▶ _PROBLEM TO SOLVE_: State how many lines include "ffffff", giving the number by itself.

▶ _RECORDS SHOWN_:

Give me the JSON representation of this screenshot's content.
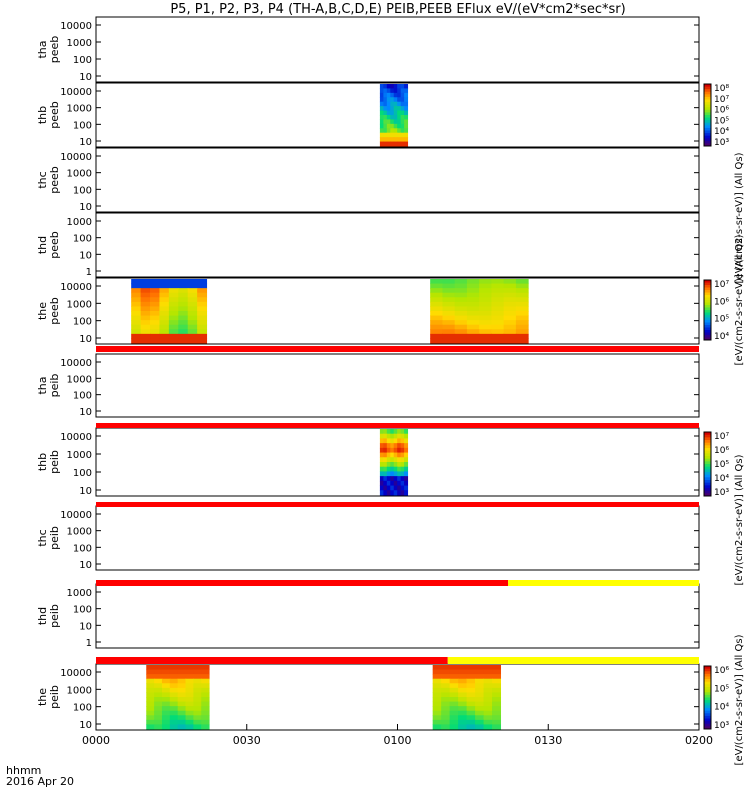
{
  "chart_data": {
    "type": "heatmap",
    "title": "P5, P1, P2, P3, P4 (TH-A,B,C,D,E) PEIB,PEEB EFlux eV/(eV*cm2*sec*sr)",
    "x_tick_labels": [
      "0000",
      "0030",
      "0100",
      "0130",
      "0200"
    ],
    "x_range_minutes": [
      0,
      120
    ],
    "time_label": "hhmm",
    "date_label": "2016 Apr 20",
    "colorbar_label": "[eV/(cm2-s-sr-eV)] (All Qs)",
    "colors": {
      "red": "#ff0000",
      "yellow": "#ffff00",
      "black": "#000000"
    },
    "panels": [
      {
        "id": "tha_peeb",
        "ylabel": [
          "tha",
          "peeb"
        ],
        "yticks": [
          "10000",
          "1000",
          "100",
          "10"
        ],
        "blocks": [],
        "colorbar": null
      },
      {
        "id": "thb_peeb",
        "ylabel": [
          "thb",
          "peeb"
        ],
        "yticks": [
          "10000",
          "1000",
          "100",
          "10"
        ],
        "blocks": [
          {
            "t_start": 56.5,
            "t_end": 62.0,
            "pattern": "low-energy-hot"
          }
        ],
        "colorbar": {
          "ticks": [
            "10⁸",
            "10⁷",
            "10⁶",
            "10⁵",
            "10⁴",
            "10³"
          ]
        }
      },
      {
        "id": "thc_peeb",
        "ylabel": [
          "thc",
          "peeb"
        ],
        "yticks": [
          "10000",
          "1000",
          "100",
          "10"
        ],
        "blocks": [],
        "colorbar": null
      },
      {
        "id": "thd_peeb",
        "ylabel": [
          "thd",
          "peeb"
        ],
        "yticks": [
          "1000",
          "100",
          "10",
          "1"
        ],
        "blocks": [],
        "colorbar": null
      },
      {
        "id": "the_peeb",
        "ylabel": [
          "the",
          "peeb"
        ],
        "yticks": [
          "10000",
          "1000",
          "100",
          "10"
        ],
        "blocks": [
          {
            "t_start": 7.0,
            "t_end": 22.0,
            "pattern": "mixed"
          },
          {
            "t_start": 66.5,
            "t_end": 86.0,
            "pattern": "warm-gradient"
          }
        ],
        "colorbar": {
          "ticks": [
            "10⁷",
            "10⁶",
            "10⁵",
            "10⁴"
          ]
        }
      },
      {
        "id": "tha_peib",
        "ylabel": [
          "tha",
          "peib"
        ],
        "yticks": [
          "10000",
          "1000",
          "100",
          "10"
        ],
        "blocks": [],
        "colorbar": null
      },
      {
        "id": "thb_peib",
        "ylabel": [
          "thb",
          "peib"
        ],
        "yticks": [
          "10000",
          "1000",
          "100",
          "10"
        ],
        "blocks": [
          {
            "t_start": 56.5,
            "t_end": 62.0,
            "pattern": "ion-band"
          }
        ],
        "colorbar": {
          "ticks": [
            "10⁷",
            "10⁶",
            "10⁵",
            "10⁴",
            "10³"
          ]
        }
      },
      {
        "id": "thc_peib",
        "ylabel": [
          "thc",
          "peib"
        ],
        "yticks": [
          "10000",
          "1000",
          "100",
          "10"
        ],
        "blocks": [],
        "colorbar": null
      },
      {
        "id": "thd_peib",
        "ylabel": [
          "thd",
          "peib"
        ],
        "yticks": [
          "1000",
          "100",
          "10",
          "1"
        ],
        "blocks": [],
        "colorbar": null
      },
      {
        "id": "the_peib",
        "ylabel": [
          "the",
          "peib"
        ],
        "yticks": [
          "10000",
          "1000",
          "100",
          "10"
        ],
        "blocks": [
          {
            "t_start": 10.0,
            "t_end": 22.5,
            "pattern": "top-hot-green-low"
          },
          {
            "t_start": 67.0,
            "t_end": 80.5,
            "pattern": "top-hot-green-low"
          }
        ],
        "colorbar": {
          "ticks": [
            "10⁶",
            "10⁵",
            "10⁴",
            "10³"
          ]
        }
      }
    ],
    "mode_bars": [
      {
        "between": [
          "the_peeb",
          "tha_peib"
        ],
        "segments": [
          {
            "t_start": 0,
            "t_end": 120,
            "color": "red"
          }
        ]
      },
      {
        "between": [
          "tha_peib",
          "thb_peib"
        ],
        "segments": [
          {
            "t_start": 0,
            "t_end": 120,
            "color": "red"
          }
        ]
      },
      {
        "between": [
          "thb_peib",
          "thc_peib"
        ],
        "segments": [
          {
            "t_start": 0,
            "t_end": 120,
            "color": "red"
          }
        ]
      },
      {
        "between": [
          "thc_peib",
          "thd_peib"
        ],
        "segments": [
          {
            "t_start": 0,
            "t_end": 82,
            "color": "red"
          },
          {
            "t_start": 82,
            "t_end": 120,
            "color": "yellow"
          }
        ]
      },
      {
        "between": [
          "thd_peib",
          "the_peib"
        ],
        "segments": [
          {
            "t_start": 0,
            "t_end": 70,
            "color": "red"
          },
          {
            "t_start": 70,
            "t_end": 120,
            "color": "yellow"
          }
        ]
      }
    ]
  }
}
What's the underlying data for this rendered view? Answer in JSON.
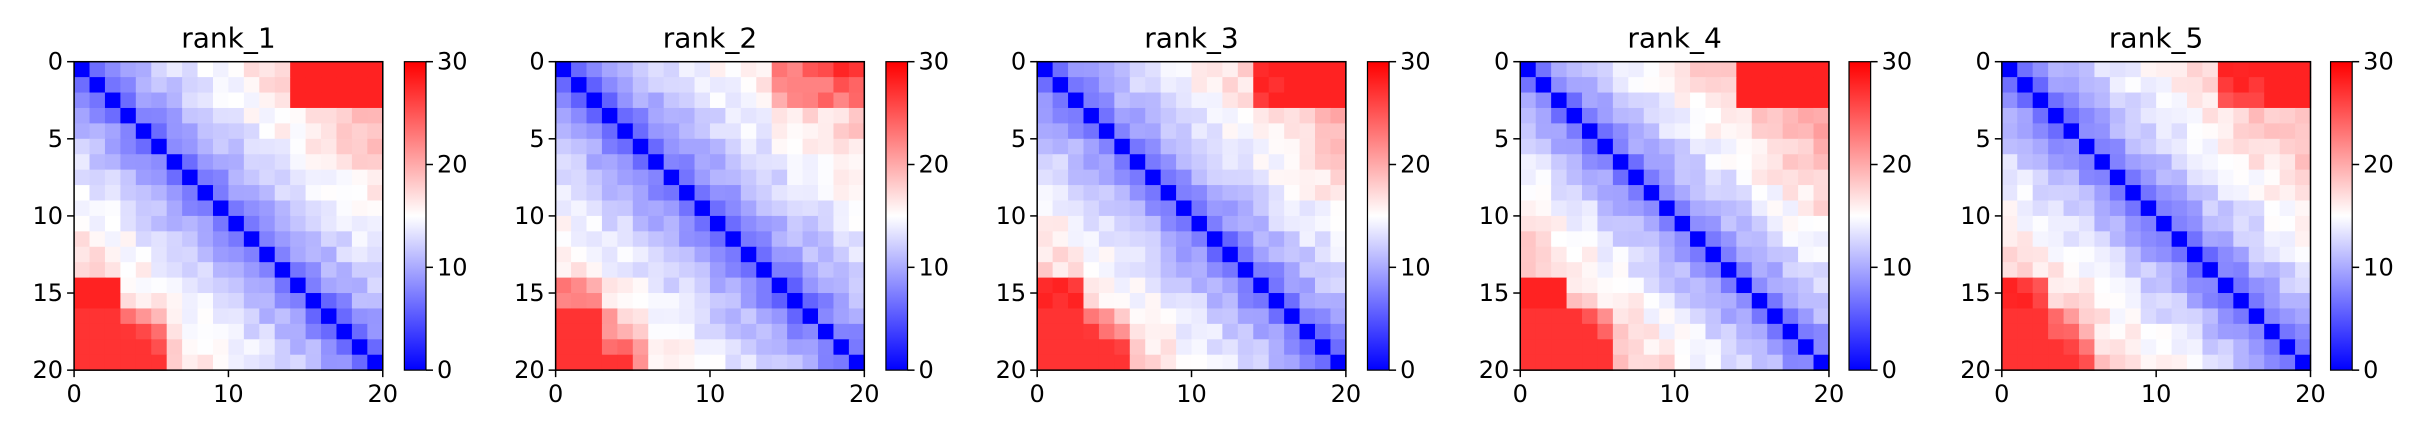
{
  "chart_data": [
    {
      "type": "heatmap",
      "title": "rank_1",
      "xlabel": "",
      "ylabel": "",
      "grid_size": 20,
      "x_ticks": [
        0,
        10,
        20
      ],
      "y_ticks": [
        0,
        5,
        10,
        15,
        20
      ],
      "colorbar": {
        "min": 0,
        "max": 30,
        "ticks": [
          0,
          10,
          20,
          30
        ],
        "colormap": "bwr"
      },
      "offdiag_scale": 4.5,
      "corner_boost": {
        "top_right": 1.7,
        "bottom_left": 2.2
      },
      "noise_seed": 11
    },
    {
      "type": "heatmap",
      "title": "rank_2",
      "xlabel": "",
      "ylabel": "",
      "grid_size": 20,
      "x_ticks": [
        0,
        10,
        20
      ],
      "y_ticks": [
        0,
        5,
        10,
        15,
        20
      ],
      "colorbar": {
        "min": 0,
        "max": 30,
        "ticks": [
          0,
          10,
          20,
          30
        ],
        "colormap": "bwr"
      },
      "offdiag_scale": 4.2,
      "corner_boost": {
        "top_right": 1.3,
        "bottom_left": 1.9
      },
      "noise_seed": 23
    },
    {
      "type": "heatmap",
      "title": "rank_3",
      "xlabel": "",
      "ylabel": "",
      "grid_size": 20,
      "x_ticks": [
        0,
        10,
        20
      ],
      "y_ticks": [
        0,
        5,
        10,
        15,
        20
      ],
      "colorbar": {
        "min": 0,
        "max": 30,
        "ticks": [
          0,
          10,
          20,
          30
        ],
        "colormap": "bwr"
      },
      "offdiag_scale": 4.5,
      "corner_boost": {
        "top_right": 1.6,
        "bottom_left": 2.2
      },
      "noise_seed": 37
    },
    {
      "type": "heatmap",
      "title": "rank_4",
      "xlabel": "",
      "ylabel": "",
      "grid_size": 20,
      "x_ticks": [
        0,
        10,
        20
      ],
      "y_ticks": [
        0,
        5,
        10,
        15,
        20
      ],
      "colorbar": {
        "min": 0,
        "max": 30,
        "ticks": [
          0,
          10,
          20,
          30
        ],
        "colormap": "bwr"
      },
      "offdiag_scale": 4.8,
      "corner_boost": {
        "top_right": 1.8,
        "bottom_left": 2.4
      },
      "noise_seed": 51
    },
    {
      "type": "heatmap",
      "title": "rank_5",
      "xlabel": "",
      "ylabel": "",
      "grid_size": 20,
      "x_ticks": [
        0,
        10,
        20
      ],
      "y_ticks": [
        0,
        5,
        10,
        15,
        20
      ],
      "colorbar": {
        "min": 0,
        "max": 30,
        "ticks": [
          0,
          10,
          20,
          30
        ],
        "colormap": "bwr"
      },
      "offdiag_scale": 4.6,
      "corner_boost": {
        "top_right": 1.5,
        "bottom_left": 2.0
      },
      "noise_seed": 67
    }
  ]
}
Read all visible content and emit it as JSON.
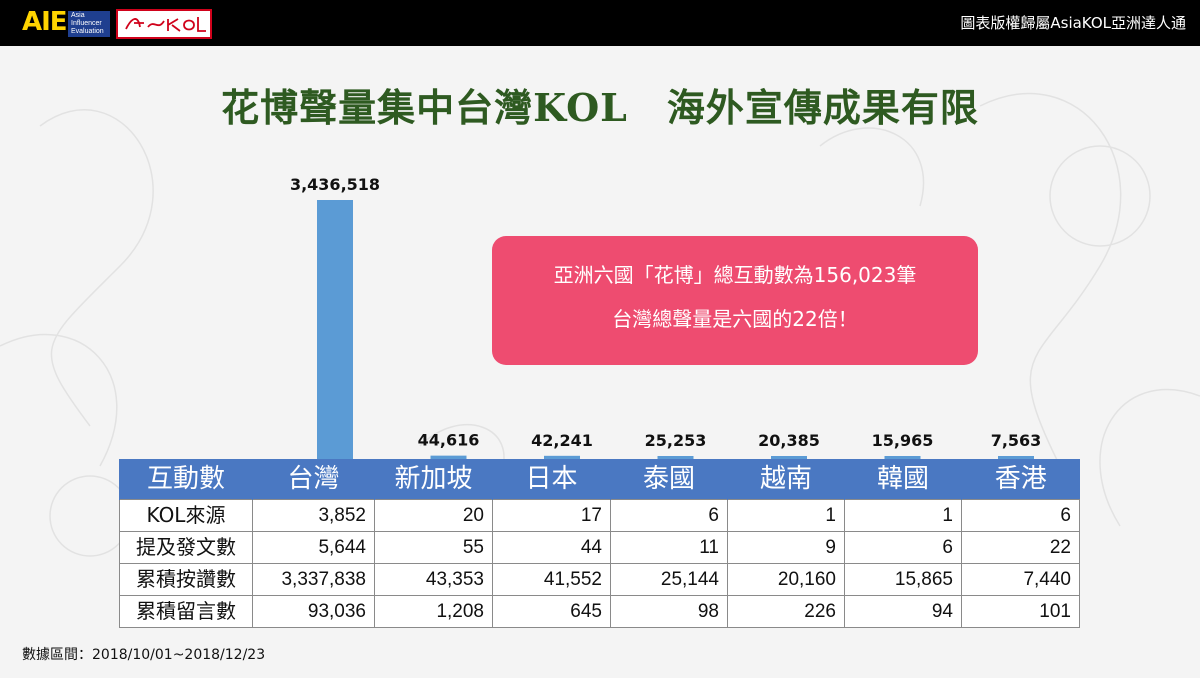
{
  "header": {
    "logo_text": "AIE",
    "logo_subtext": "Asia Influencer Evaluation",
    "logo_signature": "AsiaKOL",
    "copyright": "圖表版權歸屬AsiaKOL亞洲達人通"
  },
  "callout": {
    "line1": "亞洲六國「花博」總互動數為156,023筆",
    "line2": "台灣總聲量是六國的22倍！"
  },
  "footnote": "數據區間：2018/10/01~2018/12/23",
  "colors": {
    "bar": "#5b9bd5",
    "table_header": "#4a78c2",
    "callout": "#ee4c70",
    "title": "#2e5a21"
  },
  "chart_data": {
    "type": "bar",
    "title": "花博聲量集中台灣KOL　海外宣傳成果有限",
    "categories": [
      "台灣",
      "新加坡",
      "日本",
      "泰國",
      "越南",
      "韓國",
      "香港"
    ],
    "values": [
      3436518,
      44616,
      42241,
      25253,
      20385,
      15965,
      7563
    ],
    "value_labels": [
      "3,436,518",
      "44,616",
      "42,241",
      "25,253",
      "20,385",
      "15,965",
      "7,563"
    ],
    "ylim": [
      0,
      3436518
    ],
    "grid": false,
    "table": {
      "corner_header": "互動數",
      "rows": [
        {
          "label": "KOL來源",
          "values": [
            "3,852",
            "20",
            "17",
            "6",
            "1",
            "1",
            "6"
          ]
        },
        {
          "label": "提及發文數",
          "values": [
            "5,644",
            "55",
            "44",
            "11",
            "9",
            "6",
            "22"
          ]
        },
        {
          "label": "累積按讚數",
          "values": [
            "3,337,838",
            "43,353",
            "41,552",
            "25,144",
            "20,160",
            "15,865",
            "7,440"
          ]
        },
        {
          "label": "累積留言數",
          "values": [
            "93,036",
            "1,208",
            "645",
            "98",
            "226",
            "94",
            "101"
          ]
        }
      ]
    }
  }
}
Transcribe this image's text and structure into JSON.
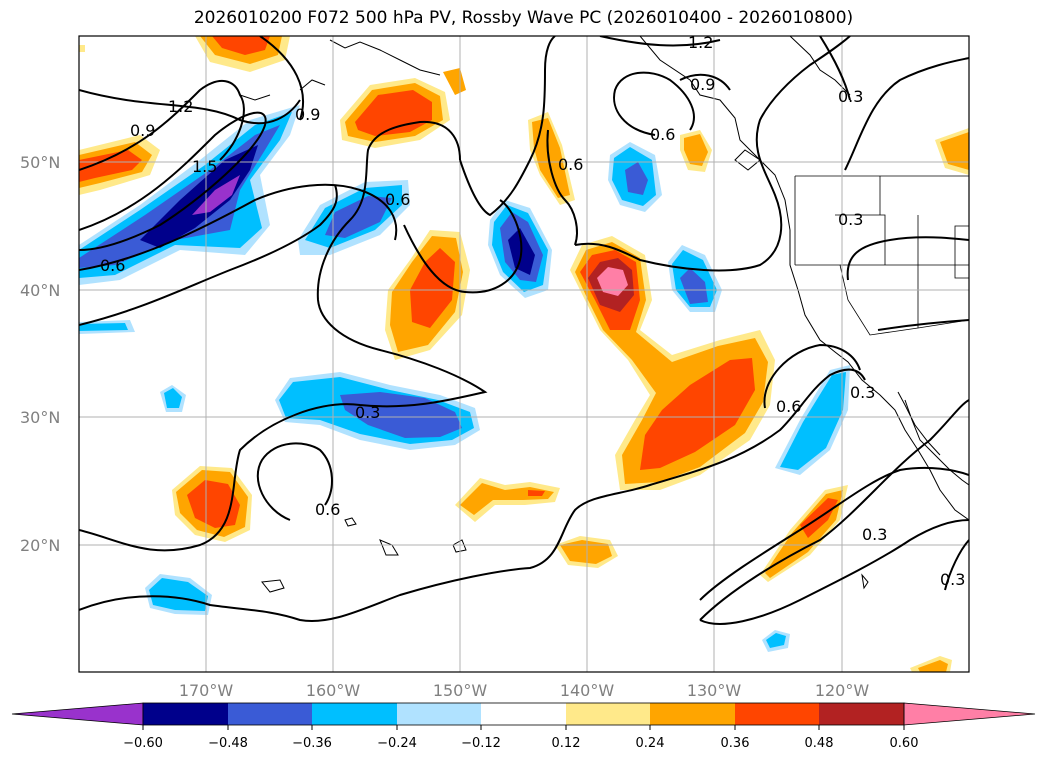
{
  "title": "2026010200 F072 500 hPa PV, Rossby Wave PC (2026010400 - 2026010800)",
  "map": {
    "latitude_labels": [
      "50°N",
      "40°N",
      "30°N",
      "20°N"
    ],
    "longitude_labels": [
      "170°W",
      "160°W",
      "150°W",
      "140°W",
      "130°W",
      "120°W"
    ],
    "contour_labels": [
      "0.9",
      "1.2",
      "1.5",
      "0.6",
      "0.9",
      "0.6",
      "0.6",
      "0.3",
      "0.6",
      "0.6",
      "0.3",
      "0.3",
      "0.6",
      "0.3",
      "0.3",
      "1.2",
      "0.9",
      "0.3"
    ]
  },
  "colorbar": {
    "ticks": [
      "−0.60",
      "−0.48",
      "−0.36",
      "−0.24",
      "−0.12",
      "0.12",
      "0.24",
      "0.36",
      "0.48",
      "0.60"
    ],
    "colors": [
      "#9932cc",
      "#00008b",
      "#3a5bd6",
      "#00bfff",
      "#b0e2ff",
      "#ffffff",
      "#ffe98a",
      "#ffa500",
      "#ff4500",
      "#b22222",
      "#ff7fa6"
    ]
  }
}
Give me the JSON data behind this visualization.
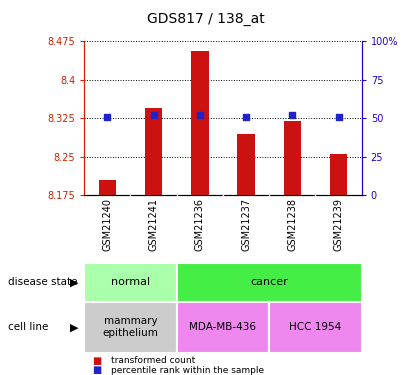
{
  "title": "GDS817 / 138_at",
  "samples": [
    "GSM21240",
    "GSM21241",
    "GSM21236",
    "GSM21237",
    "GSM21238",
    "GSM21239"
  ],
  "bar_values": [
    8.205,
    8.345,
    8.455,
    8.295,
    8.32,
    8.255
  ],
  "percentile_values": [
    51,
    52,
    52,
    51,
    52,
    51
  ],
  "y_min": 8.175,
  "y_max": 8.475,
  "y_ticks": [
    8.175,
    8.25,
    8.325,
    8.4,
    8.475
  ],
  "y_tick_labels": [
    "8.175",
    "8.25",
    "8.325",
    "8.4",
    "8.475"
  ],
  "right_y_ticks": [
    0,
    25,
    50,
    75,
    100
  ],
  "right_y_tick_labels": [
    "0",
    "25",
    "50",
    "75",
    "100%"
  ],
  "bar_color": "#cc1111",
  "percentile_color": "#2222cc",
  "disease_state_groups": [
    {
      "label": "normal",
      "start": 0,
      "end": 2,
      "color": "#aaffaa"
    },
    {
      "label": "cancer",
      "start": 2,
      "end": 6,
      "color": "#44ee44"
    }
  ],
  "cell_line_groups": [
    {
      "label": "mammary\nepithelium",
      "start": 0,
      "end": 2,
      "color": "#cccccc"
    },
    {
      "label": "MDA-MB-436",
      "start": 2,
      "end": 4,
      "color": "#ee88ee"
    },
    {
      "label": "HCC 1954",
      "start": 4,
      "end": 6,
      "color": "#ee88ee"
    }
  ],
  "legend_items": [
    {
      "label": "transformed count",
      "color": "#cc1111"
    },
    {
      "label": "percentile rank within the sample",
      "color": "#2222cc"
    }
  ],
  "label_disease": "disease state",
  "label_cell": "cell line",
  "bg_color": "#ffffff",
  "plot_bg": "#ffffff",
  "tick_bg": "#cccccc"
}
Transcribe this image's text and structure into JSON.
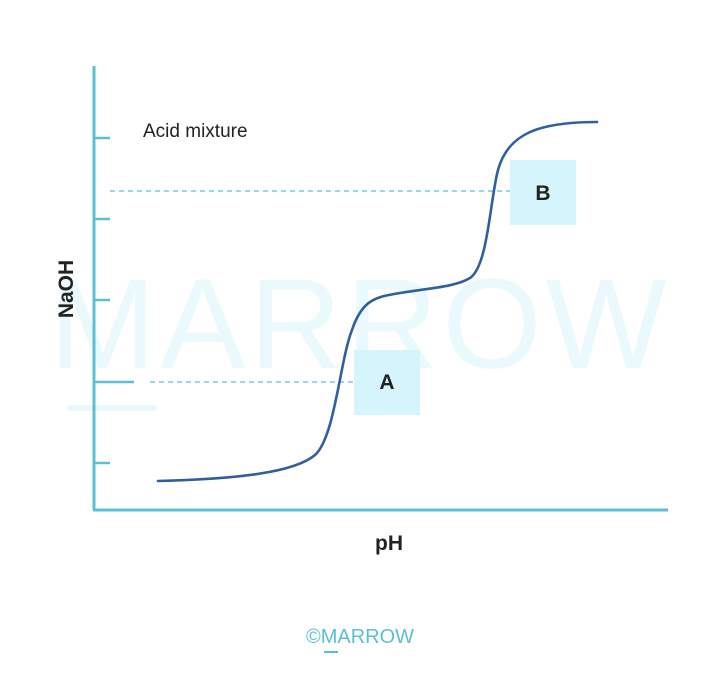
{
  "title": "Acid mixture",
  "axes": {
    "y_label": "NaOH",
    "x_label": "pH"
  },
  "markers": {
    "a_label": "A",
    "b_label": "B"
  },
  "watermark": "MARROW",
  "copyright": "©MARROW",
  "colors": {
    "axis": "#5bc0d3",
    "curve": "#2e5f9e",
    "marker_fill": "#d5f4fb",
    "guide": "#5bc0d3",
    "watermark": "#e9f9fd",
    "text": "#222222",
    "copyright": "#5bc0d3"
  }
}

▶ _WRITTEN RESPONSE_: 3